__EXERCISES__
(a) Reproduce the passage on hepatitis C treatment and alcohol use word for word, starting at "The Case for" and ending at "to eliminate HCV.".
(b) Write a continuation of the passage on hepatitis C treatment and alcohol use, picking up after its final sentence.

__SELECTED PASSAGE__

########

The NIH's Perspective
A study supported by the National Institutes of Health (NIH) echoes these findings, revealing that individuals with alcohol use disorder (AUD) are less likely to receive antiviral treatments for hepatitis C. Despite current guidelines recommending such treatment irrespective of alcohol use, the study, led by scientists at Yale University, found that those with AUD, even if they were currently abstinent, were less likely to receive curative DAA treatment for hepatitis C within one or three years of diagnosis compared to those without AUD. This treatment gap, attributed to stigma around substance use and concerns about treatment adherence, underscores the need to address these disparities, especially among those with AUD.
The Case for Change
The implications of these studies are clear: policies need revision. Evidence-based policies in healthcare are paramount. Denying HCV patients access to DAA therapy based on their alcohol consumption habits is not only unwarranted but also counterproductive. As the study's authors have highlighted, such restrictions could pose unnecessary barriers for patients and hinder efforts to eliminate HCV.
Both state-specific policies and national guidelines, like those from The American Association for the Study of Liver Diseases (AASLD), need to evolve in light of these findings. Healthcare providers, policymakers, and advocacy groups have a pivotal role in driving this change, ensuring that all HCV patients, irrespective of their alcohol consumption habits, have access to the best possible care.
Charting a Path Forward
The revelations from these studies underscore more than just the need for policy adjustments; they challenge our collective commitment to championing evidence-based healthcare. In an era where misinformation can easily cloud judgment, it's crucial that treatments for HCV are not just theoretically available but are genuinely accessible to all, regardless of their alcohol consumption habits.
The findings from both the NIH and JAMA studies don't merely point out gaps; they expose deep-rooted systemic issues. Current policies have not adequately addressed the needs of HCV patients, and there's a pressing need for more inclusive guidelines.

########

Dataset excerpts:
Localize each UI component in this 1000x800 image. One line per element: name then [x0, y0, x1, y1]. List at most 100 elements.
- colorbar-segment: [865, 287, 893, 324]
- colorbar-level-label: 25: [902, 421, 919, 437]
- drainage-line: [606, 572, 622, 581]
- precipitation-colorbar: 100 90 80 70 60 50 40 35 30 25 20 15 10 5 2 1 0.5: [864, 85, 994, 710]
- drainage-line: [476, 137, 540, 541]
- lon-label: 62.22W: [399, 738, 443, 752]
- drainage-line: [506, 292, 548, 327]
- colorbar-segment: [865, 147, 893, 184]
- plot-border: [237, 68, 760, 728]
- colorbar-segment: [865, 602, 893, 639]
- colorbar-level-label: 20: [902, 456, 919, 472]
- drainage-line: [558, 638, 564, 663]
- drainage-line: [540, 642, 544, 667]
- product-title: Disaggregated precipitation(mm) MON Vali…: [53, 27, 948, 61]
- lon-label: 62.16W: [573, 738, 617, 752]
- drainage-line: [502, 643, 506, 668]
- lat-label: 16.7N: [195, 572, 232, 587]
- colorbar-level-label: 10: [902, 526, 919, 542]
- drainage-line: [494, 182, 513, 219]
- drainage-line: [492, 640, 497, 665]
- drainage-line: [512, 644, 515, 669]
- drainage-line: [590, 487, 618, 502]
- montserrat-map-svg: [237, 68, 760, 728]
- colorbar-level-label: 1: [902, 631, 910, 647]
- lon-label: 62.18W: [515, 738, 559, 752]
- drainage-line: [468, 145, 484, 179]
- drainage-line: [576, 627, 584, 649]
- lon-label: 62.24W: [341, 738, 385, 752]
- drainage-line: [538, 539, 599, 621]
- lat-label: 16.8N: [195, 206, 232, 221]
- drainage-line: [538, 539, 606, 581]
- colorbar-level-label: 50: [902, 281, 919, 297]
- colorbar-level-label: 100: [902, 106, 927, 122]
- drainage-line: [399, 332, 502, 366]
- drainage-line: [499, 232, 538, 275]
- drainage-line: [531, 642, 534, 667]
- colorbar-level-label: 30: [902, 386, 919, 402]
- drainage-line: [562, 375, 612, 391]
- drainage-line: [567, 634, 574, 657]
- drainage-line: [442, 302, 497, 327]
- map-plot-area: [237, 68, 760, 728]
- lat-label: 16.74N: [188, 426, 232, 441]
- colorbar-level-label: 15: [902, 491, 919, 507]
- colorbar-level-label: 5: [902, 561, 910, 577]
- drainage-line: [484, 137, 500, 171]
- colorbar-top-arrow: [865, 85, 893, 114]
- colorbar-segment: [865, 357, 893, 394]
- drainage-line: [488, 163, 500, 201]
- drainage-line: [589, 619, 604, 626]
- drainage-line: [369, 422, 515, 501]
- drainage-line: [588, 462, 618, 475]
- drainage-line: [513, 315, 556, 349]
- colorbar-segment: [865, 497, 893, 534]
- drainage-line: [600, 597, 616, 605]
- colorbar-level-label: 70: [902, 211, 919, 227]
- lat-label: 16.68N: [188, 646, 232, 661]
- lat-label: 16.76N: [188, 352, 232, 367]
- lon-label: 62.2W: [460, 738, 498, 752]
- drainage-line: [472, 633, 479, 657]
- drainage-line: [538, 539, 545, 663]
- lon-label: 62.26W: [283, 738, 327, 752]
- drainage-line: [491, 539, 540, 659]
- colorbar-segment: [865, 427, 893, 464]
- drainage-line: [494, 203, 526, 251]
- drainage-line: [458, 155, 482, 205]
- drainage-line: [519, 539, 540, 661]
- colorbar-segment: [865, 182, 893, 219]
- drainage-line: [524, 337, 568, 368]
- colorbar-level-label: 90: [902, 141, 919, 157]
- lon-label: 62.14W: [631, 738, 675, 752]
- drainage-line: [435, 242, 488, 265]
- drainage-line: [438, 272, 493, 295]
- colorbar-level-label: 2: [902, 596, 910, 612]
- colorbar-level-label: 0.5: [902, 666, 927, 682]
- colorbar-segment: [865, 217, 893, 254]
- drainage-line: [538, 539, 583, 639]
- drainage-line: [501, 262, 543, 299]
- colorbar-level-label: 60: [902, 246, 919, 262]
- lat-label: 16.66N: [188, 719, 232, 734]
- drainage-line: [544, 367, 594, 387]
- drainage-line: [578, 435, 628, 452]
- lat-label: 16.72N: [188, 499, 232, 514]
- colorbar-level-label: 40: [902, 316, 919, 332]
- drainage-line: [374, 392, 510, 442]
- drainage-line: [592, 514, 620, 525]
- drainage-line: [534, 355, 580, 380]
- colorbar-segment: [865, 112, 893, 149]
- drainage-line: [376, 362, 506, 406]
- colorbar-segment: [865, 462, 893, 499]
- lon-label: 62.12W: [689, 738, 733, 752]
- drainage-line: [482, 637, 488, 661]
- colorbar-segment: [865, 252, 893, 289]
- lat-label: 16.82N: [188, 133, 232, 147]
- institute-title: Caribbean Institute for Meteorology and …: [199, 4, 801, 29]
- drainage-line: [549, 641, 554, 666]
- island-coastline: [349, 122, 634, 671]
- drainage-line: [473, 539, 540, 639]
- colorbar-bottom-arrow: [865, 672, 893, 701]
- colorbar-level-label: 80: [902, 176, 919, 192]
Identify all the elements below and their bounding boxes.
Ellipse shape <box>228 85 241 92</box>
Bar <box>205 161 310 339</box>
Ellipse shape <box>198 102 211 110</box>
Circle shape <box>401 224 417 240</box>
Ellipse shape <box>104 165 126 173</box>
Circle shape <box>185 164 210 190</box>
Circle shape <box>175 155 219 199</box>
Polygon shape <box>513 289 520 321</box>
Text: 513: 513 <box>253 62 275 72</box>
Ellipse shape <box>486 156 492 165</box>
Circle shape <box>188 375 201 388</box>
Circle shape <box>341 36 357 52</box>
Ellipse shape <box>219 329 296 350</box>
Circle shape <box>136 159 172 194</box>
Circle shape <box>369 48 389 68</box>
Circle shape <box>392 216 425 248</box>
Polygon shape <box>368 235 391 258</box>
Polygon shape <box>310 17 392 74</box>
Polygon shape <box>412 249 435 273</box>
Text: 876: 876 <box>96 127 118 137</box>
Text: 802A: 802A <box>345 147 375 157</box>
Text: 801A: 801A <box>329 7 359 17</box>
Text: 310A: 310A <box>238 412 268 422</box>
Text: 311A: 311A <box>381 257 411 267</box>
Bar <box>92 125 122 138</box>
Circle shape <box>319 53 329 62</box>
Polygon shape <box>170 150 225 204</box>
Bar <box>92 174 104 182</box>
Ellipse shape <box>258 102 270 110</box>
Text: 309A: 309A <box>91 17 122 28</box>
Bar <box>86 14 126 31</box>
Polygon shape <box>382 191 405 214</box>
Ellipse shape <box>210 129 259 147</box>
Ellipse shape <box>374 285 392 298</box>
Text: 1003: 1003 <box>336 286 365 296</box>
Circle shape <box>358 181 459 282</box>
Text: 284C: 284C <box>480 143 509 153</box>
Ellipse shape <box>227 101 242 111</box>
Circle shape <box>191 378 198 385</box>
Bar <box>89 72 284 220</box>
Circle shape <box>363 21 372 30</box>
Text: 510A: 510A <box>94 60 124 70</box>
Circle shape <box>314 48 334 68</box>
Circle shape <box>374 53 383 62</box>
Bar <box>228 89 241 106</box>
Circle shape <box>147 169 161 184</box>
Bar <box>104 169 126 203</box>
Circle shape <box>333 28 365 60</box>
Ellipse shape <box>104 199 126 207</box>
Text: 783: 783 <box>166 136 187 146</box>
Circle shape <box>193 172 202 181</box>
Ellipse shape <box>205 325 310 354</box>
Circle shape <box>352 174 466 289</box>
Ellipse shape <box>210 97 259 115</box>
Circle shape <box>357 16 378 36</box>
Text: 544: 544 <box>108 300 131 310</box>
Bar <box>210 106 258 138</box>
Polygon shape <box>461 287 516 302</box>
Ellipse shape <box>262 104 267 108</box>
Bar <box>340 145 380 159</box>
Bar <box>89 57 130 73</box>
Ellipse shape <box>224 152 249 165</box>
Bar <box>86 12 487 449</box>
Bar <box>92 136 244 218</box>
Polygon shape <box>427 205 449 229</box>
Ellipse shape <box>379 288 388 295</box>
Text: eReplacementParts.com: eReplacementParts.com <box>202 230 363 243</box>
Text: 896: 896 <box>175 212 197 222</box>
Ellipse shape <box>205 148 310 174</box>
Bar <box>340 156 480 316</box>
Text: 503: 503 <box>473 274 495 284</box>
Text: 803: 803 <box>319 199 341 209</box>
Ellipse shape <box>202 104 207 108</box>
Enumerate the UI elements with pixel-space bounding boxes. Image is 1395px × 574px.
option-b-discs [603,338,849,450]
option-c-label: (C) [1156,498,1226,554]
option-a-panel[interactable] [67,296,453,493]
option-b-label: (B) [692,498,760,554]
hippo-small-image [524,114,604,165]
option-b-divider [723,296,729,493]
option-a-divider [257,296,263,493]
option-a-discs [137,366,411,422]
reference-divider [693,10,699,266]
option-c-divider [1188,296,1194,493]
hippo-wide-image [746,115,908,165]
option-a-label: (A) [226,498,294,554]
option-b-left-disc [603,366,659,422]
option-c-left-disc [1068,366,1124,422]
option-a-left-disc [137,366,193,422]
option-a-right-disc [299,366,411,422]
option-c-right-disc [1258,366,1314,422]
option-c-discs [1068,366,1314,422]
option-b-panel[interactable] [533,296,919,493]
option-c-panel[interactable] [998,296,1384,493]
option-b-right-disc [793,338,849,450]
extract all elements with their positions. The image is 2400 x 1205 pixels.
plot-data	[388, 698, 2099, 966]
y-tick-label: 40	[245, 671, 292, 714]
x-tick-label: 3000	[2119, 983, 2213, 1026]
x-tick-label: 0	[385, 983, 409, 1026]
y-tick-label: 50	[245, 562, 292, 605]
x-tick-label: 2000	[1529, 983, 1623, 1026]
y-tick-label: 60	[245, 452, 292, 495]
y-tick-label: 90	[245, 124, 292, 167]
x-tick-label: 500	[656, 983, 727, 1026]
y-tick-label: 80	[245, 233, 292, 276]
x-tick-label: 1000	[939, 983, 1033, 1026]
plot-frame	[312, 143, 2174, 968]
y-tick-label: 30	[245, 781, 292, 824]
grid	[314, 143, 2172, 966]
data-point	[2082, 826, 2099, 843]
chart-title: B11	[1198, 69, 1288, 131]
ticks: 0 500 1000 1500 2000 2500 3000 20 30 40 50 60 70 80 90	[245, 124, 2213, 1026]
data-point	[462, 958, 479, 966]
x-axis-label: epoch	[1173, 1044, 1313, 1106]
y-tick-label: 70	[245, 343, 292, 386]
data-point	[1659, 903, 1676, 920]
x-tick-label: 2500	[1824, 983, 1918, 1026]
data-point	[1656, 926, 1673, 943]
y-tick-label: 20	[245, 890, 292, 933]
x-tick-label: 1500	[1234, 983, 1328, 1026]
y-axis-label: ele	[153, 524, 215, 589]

########

__RESULTS OF THE EXERCISE__
(a)
The Case for Change
The implications of these studies are clear: policies need revision. Evidence-based policies in healthcare are paramount. Denying HCV patients access to DAA therapy based on their alcohol consumption habits is not only unwarranted but also counterproductive. As the study's authors have highlighted, such restrictions could pose unnecessary barriers for patients and hinder efforts to eliminate HCV.

(b)
To transform this call to action into tangible progress, we must:
Reassess and Revise Existing Policies: Ensure that guidelines, especially those from influential bodies like AASLD, are updated in line with the latest scientific evidence, removing any unwarranted barriers related to alcohol consumption. As demonstrated by the efficacy of the Center for Health Law and Policy Innovation’s (CHLPI) work in assessing and breaking down barriers to curative DAAs in Medicaid programs, further work must be done to break these payer-based barriers to care in private and employer sponsored plans.
Strengthen Advocacy and Awareness: Engage with healthcare providers, policymakers, and patients to spread awareness about the non-impact of alcohol on DAA therapy's efficacy, countering prevailing misconceptions.
Promote Continuous Research and Dialogue: Encourage further studies and maintain an open dialogue with all stakeholders to continuously refine our understanding and approach to HCV treatment.
The conclusions drawn from these studies underscore the challenges and opportunities that lie ahead of us. As the research emphatically states, alcohol consumption should not be a barrier to HCV treatment. Such restrictions are discriminatory in nature and threaten efforts in the fight to eliminate HCV. With evidence-based policy decisions and unwavering dedication, we can eliminate the barriers and ensure access to curative HCV treatment.